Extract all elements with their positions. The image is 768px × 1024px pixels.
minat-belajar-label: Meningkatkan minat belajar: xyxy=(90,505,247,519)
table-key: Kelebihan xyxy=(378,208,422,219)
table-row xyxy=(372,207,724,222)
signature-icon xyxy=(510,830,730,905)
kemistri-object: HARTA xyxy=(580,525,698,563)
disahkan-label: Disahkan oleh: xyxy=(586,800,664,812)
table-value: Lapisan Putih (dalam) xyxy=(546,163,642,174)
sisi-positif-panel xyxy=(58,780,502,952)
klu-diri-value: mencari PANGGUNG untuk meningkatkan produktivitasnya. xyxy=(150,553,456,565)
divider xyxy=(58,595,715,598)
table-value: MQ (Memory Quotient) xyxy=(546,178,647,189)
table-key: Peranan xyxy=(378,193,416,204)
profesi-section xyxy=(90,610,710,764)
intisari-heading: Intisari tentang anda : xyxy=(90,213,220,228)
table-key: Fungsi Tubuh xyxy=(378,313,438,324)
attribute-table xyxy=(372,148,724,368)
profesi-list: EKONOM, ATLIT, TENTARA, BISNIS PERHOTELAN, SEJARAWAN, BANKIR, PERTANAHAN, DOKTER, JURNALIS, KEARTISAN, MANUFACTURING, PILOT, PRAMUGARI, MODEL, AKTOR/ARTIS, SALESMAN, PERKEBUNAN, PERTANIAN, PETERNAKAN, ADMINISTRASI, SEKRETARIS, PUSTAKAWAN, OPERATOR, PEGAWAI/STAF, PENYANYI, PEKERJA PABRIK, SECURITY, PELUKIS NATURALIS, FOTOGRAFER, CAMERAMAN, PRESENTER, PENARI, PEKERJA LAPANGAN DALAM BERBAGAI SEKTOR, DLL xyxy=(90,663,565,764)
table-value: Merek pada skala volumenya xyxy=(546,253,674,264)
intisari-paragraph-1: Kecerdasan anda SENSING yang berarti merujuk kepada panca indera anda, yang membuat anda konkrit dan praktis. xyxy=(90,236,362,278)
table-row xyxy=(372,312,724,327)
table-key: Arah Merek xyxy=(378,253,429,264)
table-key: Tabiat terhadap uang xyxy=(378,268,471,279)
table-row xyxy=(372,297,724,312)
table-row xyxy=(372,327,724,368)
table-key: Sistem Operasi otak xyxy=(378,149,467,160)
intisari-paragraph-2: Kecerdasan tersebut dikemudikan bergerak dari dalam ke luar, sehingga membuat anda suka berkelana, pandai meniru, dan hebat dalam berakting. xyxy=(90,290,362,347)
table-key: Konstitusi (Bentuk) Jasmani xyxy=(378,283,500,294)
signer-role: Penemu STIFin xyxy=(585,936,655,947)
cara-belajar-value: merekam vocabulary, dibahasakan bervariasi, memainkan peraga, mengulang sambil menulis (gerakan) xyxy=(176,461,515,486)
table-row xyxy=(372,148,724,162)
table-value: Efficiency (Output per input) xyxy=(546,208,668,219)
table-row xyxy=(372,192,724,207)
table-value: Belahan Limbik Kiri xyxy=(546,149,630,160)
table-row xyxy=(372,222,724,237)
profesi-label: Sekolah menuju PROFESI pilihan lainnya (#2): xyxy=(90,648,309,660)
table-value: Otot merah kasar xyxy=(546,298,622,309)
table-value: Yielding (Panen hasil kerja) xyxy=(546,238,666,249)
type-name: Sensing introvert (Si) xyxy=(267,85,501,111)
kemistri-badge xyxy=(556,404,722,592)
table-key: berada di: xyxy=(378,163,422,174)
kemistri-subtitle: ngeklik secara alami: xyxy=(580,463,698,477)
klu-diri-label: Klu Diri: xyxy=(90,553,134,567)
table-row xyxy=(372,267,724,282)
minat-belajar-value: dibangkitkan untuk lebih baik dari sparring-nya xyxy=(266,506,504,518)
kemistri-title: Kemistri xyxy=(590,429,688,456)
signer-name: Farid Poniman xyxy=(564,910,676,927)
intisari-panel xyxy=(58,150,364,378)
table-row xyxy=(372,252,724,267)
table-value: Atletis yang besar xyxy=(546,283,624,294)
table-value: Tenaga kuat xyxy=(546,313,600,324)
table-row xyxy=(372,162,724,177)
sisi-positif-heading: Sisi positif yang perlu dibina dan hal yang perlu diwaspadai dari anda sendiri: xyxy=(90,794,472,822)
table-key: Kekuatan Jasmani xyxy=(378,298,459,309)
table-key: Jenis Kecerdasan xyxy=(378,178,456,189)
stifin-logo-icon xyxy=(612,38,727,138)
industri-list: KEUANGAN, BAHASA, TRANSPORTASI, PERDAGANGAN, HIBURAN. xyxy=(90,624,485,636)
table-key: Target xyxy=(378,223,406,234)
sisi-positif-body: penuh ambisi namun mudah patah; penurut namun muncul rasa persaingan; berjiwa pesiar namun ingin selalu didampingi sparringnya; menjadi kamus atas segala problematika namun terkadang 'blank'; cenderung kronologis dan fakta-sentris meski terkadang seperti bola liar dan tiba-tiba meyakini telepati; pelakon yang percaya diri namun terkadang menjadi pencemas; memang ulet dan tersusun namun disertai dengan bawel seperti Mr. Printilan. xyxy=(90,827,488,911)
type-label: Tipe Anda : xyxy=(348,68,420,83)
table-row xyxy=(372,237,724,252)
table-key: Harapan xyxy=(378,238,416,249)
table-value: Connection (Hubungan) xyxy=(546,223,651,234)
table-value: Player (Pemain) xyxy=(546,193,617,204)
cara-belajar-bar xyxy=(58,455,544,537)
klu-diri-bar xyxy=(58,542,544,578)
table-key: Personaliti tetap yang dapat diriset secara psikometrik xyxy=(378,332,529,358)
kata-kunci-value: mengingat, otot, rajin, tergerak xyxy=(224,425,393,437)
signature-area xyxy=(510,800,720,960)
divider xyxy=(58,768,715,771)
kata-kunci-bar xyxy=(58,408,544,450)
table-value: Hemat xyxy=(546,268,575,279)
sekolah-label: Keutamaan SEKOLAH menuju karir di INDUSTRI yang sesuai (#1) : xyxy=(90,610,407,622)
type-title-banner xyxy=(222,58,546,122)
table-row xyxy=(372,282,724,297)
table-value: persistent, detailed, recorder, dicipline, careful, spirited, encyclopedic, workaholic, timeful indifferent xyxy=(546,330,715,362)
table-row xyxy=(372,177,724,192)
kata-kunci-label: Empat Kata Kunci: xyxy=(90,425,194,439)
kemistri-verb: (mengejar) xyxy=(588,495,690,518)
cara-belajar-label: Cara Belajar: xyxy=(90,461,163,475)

------------------------------------

Quote every one of the lines above word for word, without changing anything.

→ Expected output
Extract all elements with their positions. The image is 768px × 1024px pixels.
minat-belajar-label: Meningkatkan minat belajar: xyxy=(90,505,247,519)
table-key: Kelebihan xyxy=(378,208,422,219)
table-row xyxy=(372,207,724,222)
signature-icon xyxy=(510,830,730,905)
kemistri-object: HARTA xyxy=(580,525,698,563)
disahkan-label: Disahkan oleh: xyxy=(586,800,664,812)
table-value: Lapisan Putih (dalam) xyxy=(546,163,642,174)
sisi-positif-panel xyxy=(58,780,502,952)
klu-diri-value: mencari PANGGUNG untuk meningkatkan produktivitasnya. xyxy=(150,553,456,565)
divider xyxy=(58,595,715,598)
table-value: MQ (Memory Quotient) xyxy=(546,178,647,189)
table-key: Peranan xyxy=(378,193,416,204)
profesi-section xyxy=(90,610,710,764)
intisari-heading: Intisari tentang anda : xyxy=(90,213,220,228)
table-key: Fungsi Tubuh xyxy=(378,313,438,324)
attribute-table xyxy=(372,148,724,368)
profesi-list: EKONOM, ATLIT, TENTARA, BISNIS PERHOTELAN, SEJARAWAN, BANKIR, PERTANAHAN, DOKTER, JURNALIS, KEARTISAN, MANUFACTURING, PILOT, PRAMUGARI, MODEL, AKTOR/ARTIS, SALESMAN, PERKEBUNAN, PERTANIAN, PETERNAKAN, ADMINISTRASI, SEKRETARIS, PUSTAKAWAN, OPERATOR, PEGAWAI/STAF, PENYANYI, PEKERJA PABRIK, SECURITY, PELUKIS NATURALIS, FOTOGRAFER, CAMERAMAN, PRESENTER, PENARI, PEKERJA LAPANGAN DALAM BERBAGAI SEKTOR, DLL xyxy=(90,663,565,764)
table-value: Merek pada skala volumenya xyxy=(546,253,674,264)
intisari-paragraph-1: Kecerdasan anda SENSING yang berarti merujuk kepada panca indera anda, yang membuat anda konkrit dan praktis. xyxy=(90,236,362,278)
table-row xyxy=(372,312,724,327)
table-key: Arah Merek xyxy=(378,253,429,264)
table-key: Tabiat terhadap uang xyxy=(378,268,471,279)
table-row xyxy=(372,297,724,312)
table-row xyxy=(372,327,724,368)
table-key: Sistem Operasi otak xyxy=(378,149,467,160)
intisari-paragraph-2: Kecerdasan tersebut dikemudikan bergerak dari dalam ke luar, sehingga membuat anda suka berkelana, pandai meniru, dan hebat dalam berakting. xyxy=(90,290,362,347)
table-key: Konstitusi (Bentuk) Jasmani xyxy=(378,283,500,294)
signer-role: Penemu STIFin xyxy=(585,936,655,947)
cara-belajar-value: merekam vocabulary, dibahasakan bervariasi, memainkan peraga, mengulang sambil menulis (gerakan) xyxy=(176,461,515,486)
table-row xyxy=(372,148,724,162)
table-value: Efficiency (Output per input) xyxy=(546,208,668,219)
table-row xyxy=(372,192,724,207)
table-value: Belahan Limbik Kiri xyxy=(546,149,630,160)
table-row xyxy=(372,222,724,237)
profesi-label: Sekolah menuju PROFESI pilihan lainnya (#2): xyxy=(90,648,309,660)
table-value: Otot merah kasar xyxy=(546,298,622,309)
table-value: Yielding (Panen hasil kerja) xyxy=(546,238,666,249)
type-name: Sensing introvert (Si) xyxy=(267,85,501,111)
kemistri-badge xyxy=(556,404,722,592)
table-key: berada di: xyxy=(378,163,422,174)
kemistri-subtitle: ngeklik secara alami: xyxy=(580,463,698,477)
klu-diri-label: Klu Diri: xyxy=(90,553,134,567)
table-row xyxy=(372,267,724,282)
minat-belajar-value: dibangkitkan untuk lebih baik dari sparring-nya xyxy=(266,506,504,518)
kemistri-title: Kemistri xyxy=(590,429,688,456)
signer-name: Farid Poniman xyxy=(564,910,676,927)
intisari-panel xyxy=(58,150,364,378)
table-row xyxy=(372,252,724,267)
table-value: Atletis yang besar xyxy=(546,283,624,294)
table-value: Tenaga kuat xyxy=(546,313,600,324)
table-row xyxy=(372,162,724,177)
sisi-positif-heading: Sisi positif yang perlu dibina dan hal yang perlu diwaspadai dari anda sendiri: xyxy=(90,794,472,822)
table-key: Kekuatan Jasmani xyxy=(378,298,459,309)
table-key: Jenis Kecerdasan xyxy=(378,178,456,189)
stifin-logo-icon xyxy=(612,38,727,138)
industri-list: KEUANGAN, BAHASA, TRANSPORTASI, PERDAGANGAN, HIBURAN. xyxy=(90,624,485,636)
table-key: Target xyxy=(378,223,406,234)
sisi-positif-body: penuh ambisi namun mudah patah; penurut namun muncul rasa persaingan; berjiwa pesiar namun ingin selalu didampingi sparringnya; menjadi kamus atas segala problematika namun terkadang 'blank'; cenderung kronologis dan fakta-sentris meski terkadang seperti bola liar dan tiba-tiba meyakini telepati; pelakon yang percaya diri namun terkadang menjadi pencemas; memang ulet dan tersusun namun disertai dengan bawel seperti Mr. Printilan. xyxy=(90,827,488,911)
type-label: Tipe Anda : xyxy=(348,68,420,83)
table-row xyxy=(372,237,724,252)
table-key: Harapan xyxy=(378,238,416,249)
table-value: Connection (Hubungan) xyxy=(546,223,651,234)
table-value: Player (Pemain) xyxy=(546,193,617,204)
cara-belajar-bar xyxy=(58,455,544,537)
klu-diri-bar xyxy=(58,542,544,578)
table-key: Personaliti tetap yang dapat diriset secara psikometrik xyxy=(378,332,529,358)
kata-kunci-value: mengingat, otot, rajin, tergerak xyxy=(224,425,393,437)
signature-area xyxy=(510,800,720,960)
divider xyxy=(58,768,715,771)
kata-kunci-bar xyxy=(58,408,544,450)
table-value: Hemat xyxy=(546,268,575,279)
sekolah-label: Keutamaan SEKOLAH menuju karir di INDUSTRI yang sesuai (#1) : xyxy=(90,610,407,622)
type-title-banner xyxy=(222,58,546,122)
table-row xyxy=(372,282,724,297)
table-value: persistent, detailed, recorder, dicipline, careful, spirited, encyclopedic, workaholic, timeful indifferent xyxy=(546,330,715,362)
table-row xyxy=(372,177,724,192)
kata-kunci-label: Empat Kata Kunci: xyxy=(90,425,194,439)
kemistri-verb: (mengejar) xyxy=(588,495,690,518)
cara-belajar-label: Cara Belajar: xyxy=(90,461,163,475)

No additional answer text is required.